Task instructions >> Change every occurrence of "XX 公司" to "合资公司" in the material below, reproducing everything else without alteration and omitting the pictures.

Available data >>
------------------------------------------------------------------------
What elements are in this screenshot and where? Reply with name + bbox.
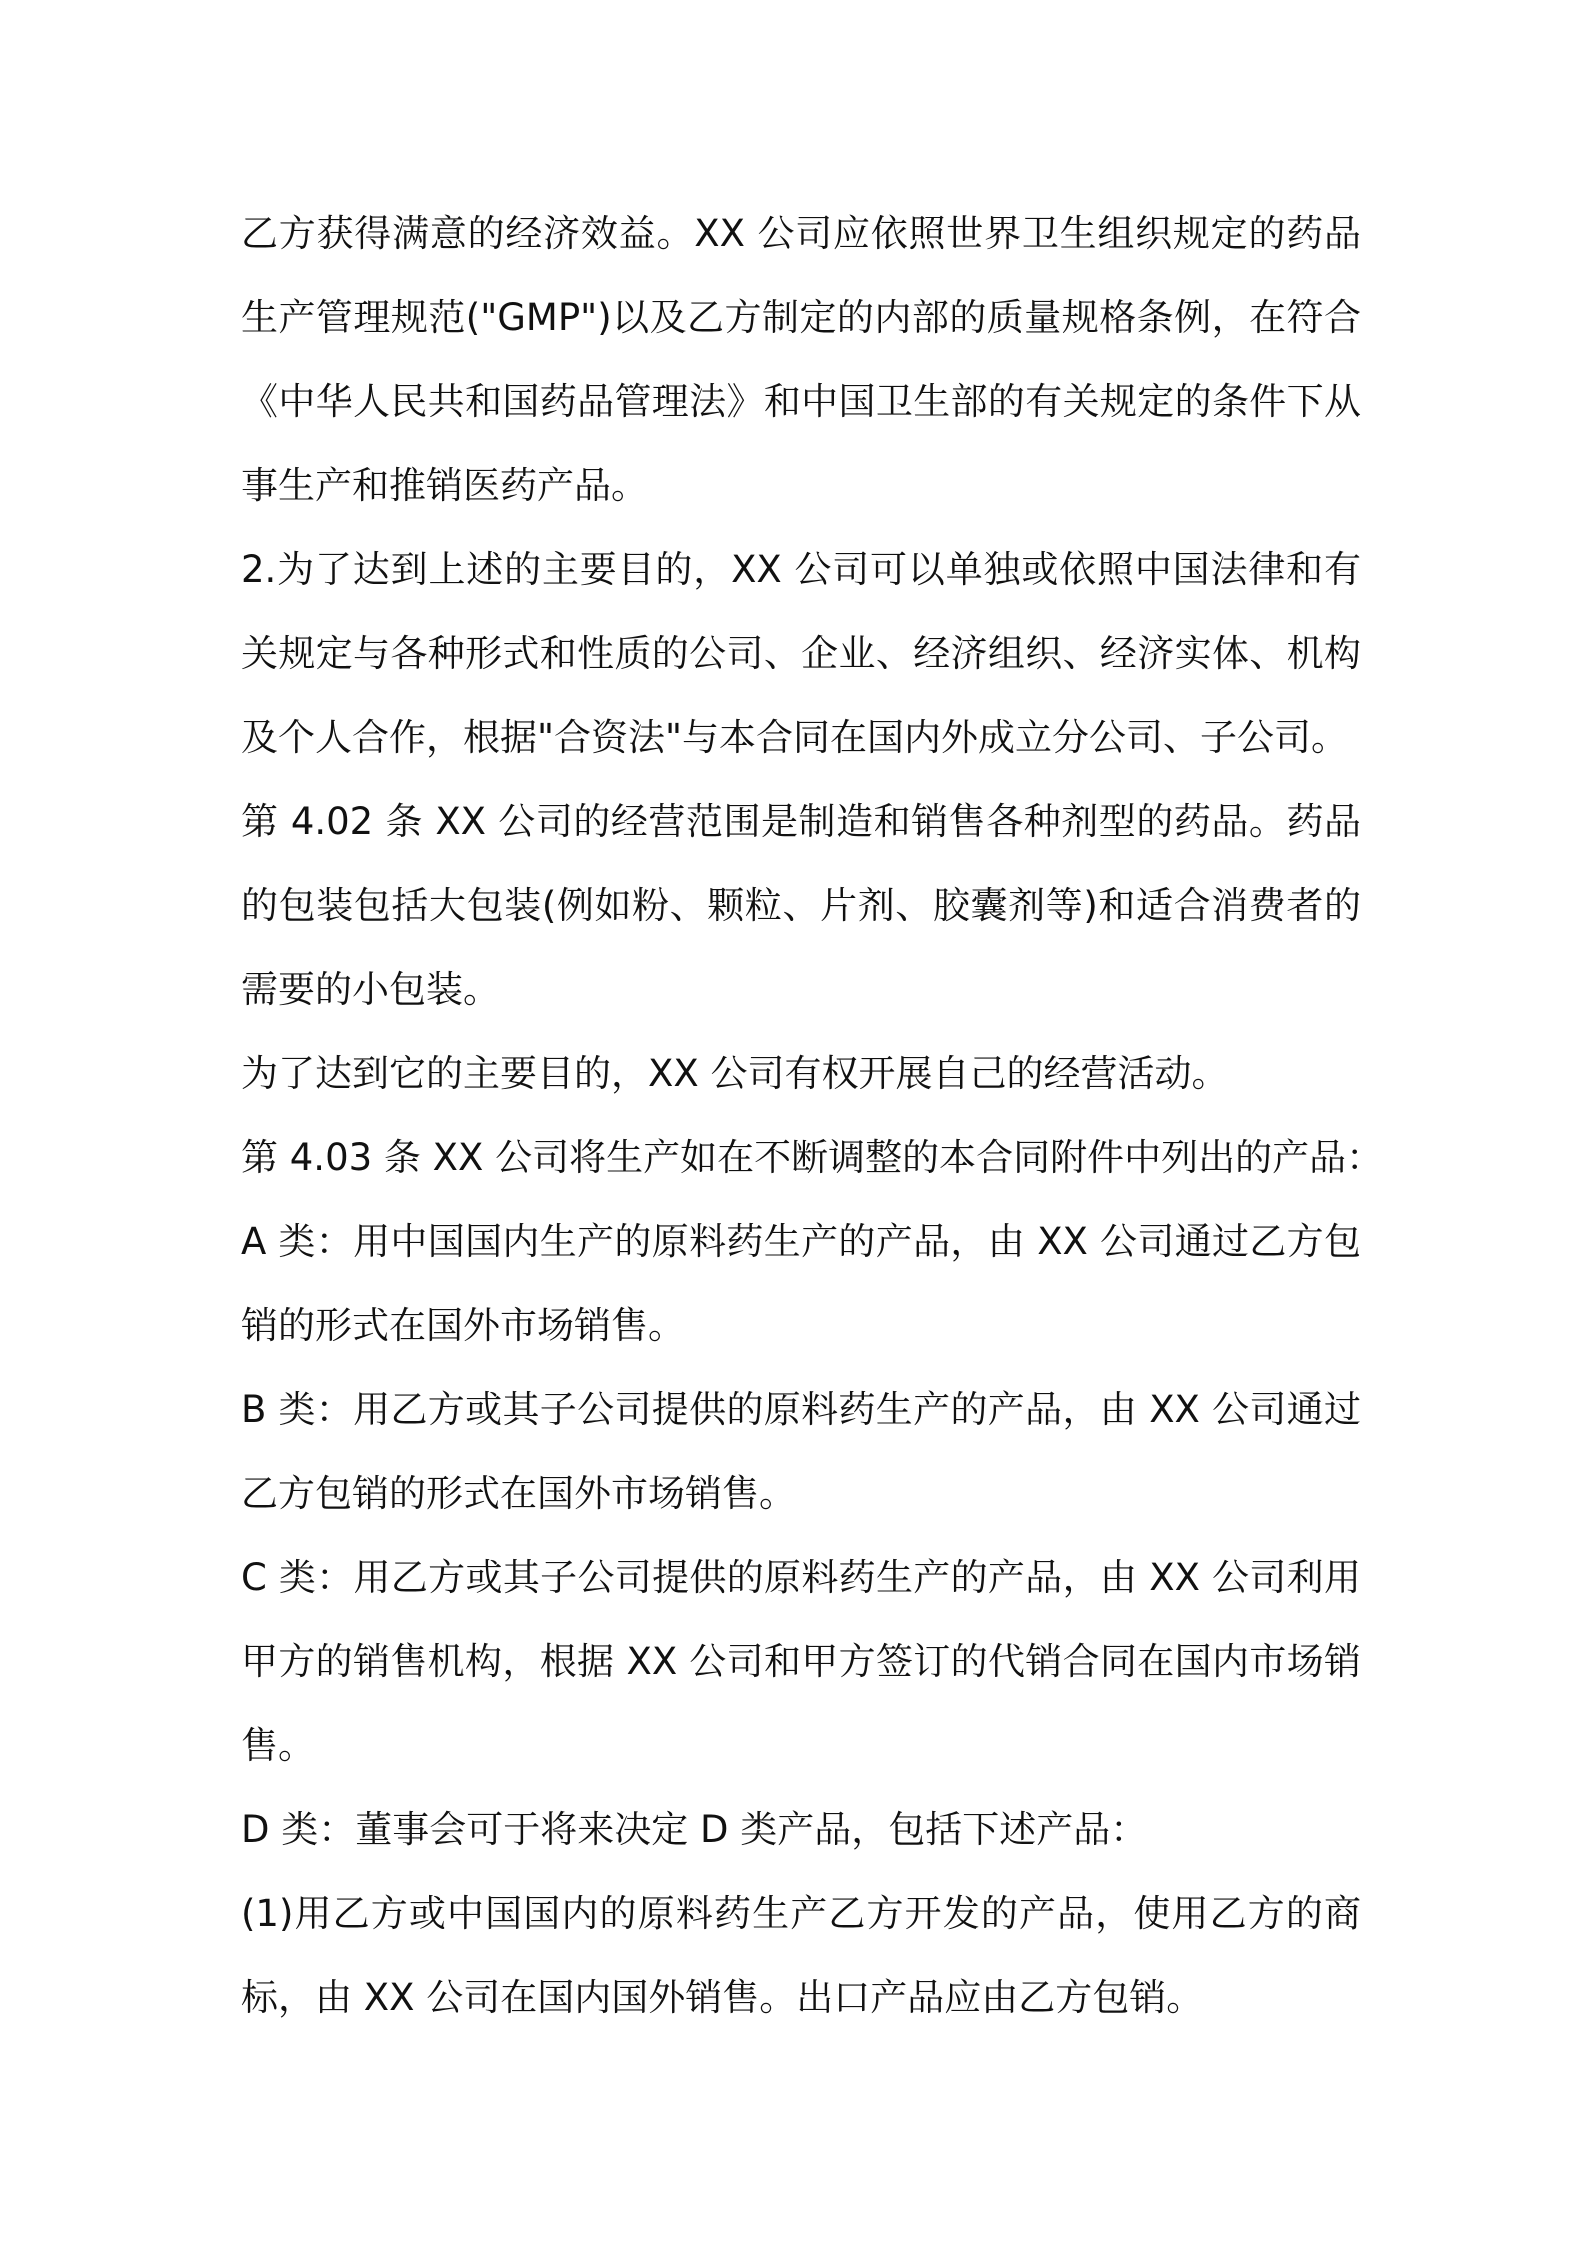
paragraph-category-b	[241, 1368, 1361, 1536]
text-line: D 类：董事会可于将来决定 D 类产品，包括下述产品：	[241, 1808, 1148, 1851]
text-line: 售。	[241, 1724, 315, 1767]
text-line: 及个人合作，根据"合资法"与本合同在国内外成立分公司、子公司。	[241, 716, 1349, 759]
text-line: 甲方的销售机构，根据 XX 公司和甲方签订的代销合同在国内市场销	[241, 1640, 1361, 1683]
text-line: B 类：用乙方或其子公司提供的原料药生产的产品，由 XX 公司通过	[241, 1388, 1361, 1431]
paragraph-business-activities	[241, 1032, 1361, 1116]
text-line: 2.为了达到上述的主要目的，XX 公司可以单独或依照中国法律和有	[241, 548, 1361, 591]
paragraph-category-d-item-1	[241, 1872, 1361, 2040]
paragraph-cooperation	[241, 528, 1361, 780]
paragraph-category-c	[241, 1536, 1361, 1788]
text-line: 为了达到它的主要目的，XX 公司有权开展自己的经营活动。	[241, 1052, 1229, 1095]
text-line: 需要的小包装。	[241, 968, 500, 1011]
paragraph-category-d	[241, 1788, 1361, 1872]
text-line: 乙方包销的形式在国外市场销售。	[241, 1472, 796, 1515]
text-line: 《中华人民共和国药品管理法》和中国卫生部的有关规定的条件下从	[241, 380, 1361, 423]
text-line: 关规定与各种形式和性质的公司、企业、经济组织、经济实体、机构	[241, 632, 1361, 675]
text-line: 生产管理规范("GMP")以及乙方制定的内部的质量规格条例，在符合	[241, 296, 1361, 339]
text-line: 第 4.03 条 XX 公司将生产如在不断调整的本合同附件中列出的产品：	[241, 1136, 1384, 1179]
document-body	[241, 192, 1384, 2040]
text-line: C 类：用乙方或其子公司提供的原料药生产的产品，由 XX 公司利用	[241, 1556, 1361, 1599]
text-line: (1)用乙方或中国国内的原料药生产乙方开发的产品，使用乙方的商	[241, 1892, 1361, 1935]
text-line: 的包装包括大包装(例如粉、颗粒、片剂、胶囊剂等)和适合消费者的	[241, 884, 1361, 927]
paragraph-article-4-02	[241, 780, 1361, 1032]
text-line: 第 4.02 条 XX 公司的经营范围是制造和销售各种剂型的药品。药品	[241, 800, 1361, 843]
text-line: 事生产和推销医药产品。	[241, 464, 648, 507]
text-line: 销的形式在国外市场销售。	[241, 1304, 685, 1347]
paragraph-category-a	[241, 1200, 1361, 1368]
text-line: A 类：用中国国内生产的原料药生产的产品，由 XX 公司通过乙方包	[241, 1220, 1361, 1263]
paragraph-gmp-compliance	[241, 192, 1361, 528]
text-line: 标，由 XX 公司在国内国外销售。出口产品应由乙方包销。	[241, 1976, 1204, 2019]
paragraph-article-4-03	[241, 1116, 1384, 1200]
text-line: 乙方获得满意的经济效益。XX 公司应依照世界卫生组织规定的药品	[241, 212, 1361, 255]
------------------------------------------------------------------------
Reply to the task >>
What elements are in this screenshot and where? Reply with name + bbox.
paragraph-category-b	[241, 1368, 1361, 1536]
text-line: D 类：董事会可于将来决定 D 类产品，包括下述产品：	[241, 1808, 1148, 1851]
text-line: 售。	[241, 1724, 315, 1767]
text-line: 及个人合作，根据"合资法"与本合同在国内外成立分公司、子公司。	[241, 716, 1349, 759]
text-line: 甲方的销售机构，根据 合资公司和甲方签订的代销合同在国内市场销	[241, 1640, 1361, 1683]
text-line: B 类：用乙方或其子公司提供的原料药生产的产品，由 合资公司通过	[241, 1388, 1361, 1431]
paragraph-business-activities	[241, 1032, 1361, 1116]
text-line: 2.为了达到上述的主要目的，合资公司可以单独或依照中国法律和有	[241, 548, 1361, 591]
paragraph-category-d-item-1	[241, 1872, 1361, 2040]
paragraph-cooperation	[241, 528, 1361, 780]
paragraph-category-c	[241, 1536, 1361, 1788]
text-line: 为了达到它的主要目的，合资公司有权开展自己的经营活动。	[241, 1052, 1229, 1095]
text-line: 需要的小包装。	[241, 968, 500, 1011]
paragraph-category-d	[241, 1788, 1361, 1872]
text-line: 乙方包销的形式在国外市场销售。	[241, 1472, 796, 1515]
text-line: 《中华人民共和国药品管理法》和中国卫生部的有关规定的条件下从	[241, 380, 1361, 423]
text-line: 关规定与各种形式和性质的公司、企业、经济组织、经济实体、机构	[241, 632, 1361, 675]
text-line: 生产管理规范("GMP")以及乙方制定的内部的质量规格条例，在符合	[241, 296, 1361, 339]
text-line: 第 4.03 条 合资公司将生产如在不断调整的本合同附件中列出的产品：	[241, 1136, 1384, 1179]
document-body	[241, 192, 1384, 2040]
text-line: C 类：用乙方或其子公司提供的原料药生产的产品，由 合资公司利用	[241, 1556, 1361, 1599]
text-line: (1)用乙方或中国国内的原料药生产乙方开发的产品，使用乙方的商	[241, 1892, 1361, 1935]
text-line: 的包装包括大包装(例如粉、颗粒、片剂、胶囊剂等)和适合消费者的	[241, 884, 1361, 927]
paragraph-article-4-02	[241, 780, 1361, 1032]
text-line: 第 4.02 条 合资公司的经营范围是制造和销售各种剂型的药品。药品	[241, 800, 1361, 843]
text-line: 事生产和推销医药产品。	[241, 464, 648, 507]
text-line: 销的形式在国外市场销售。	[241, 1304, 685, 1347]
paragraph-category-a	[241, 1200, 1361, 1368]
text-line: A 类：用中国国内生产的原料药生产的产品，由 合资公司通过乙方包	[241, 1220, 1361, 1263]
paragraph-gmp-compliance	[241, 192, 1361, 528]
text-line: 标，由 合资公司在国内国外销售。出口产品应由乙方包销。	[241, 1976, 1204, 2019]
paragraph-article-4-03	[241, 1116, 1384, 1200]
text-line: 乙方获得满意的经济效益。合资公司应依照世界卫生组织规定的药品	[241, 212, 1361, 255]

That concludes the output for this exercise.